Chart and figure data
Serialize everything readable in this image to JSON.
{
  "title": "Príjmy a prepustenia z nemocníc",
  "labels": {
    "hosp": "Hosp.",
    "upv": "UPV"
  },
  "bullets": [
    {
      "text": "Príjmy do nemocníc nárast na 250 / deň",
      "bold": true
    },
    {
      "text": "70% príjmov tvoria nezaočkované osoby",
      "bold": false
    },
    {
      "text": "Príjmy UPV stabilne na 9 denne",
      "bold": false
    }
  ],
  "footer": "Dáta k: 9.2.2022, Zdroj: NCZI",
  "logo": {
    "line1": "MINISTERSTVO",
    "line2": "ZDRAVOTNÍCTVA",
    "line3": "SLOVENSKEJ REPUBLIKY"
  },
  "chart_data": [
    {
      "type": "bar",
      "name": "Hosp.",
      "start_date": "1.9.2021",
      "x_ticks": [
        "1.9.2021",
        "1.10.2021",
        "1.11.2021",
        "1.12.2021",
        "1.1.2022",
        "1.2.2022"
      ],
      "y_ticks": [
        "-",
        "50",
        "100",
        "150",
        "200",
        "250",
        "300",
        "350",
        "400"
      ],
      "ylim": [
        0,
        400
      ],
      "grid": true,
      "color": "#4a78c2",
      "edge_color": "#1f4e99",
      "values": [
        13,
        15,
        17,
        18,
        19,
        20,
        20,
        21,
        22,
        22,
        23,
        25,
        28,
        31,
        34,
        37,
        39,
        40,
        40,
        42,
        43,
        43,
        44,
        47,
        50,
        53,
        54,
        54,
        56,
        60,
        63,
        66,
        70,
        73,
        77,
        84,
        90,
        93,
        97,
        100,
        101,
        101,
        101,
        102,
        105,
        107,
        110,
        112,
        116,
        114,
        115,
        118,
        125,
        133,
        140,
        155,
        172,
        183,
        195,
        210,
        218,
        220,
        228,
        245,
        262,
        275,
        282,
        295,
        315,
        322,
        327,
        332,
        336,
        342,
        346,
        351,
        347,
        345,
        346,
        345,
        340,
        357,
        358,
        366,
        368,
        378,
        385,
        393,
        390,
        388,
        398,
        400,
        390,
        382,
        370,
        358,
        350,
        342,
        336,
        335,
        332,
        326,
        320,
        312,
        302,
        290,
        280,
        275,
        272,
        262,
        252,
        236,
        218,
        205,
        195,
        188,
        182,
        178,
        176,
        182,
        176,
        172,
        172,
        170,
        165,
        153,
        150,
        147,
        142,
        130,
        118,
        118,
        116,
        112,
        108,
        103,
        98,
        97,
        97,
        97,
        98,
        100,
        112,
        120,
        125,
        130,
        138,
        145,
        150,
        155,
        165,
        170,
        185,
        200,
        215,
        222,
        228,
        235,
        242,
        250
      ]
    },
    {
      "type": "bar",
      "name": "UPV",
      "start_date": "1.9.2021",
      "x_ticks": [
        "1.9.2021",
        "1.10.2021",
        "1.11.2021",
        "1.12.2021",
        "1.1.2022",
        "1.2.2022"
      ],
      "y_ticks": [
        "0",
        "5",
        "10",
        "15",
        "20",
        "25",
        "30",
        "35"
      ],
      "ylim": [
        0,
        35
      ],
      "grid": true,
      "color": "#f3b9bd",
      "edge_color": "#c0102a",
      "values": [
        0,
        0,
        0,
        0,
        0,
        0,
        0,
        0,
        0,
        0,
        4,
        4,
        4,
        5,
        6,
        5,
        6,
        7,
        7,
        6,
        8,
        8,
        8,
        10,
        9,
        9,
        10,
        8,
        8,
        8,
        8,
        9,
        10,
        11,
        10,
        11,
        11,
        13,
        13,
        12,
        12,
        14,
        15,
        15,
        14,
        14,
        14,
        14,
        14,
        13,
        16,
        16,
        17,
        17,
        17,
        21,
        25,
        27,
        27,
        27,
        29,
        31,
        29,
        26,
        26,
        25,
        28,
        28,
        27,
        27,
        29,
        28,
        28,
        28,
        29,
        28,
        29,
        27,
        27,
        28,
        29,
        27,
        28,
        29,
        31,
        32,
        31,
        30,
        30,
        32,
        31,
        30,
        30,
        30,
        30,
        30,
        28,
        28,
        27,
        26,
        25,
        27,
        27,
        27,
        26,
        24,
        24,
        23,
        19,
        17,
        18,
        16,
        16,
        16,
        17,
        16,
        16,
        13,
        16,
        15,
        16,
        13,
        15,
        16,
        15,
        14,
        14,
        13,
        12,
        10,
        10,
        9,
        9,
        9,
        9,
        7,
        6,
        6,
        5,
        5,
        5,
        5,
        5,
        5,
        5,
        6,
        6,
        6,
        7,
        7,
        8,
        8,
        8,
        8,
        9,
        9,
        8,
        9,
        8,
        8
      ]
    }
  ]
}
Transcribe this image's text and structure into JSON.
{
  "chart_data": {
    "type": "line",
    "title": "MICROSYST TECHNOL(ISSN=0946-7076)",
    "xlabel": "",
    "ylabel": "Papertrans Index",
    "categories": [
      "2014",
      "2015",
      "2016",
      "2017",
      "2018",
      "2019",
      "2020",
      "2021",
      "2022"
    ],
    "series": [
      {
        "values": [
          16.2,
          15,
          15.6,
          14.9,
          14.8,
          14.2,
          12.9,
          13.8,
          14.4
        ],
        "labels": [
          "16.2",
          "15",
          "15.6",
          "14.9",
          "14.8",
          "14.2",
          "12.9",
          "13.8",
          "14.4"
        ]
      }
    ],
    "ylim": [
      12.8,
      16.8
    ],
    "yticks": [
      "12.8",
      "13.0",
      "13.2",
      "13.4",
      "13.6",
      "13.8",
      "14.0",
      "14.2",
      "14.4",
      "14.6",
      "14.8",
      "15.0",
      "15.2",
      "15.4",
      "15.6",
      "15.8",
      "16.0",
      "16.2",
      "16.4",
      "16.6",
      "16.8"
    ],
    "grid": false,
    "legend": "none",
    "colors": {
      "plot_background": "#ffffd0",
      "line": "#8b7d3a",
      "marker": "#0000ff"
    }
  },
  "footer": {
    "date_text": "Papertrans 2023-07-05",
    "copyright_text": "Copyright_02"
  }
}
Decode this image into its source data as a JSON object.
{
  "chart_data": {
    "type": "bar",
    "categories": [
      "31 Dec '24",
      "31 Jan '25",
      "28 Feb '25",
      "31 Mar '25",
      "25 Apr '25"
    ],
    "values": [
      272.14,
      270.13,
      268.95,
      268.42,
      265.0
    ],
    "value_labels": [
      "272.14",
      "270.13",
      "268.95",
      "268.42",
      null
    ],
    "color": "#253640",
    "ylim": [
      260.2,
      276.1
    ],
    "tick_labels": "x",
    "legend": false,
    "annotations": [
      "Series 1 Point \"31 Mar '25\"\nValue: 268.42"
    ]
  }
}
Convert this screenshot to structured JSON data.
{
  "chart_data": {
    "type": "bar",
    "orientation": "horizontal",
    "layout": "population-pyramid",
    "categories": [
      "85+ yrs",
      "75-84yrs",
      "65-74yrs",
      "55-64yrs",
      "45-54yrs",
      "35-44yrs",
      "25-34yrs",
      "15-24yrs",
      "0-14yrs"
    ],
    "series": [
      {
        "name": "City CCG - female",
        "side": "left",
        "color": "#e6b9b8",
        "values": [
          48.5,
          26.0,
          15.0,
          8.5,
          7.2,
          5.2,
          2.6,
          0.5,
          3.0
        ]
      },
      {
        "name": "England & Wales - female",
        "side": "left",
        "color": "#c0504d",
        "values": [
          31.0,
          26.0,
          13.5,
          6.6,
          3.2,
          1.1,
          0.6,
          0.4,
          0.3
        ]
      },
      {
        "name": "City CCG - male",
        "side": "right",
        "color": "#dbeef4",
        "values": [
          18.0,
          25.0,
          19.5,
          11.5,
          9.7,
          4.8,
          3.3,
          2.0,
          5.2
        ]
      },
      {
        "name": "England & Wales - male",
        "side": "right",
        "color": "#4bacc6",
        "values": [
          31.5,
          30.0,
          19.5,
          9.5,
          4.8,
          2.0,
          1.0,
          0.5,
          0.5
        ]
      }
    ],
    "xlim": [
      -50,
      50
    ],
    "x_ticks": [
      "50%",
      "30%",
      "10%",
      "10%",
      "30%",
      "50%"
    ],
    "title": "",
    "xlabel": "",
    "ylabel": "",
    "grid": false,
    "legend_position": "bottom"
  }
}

▶ _GOAL_
Look over the listing. Pull out every line with the string "Wales" in it.

▶ _RESPONSE FOR THIS EXERCISE_
        "name": "England & Wales - female",
        "name": "England & Wales - male",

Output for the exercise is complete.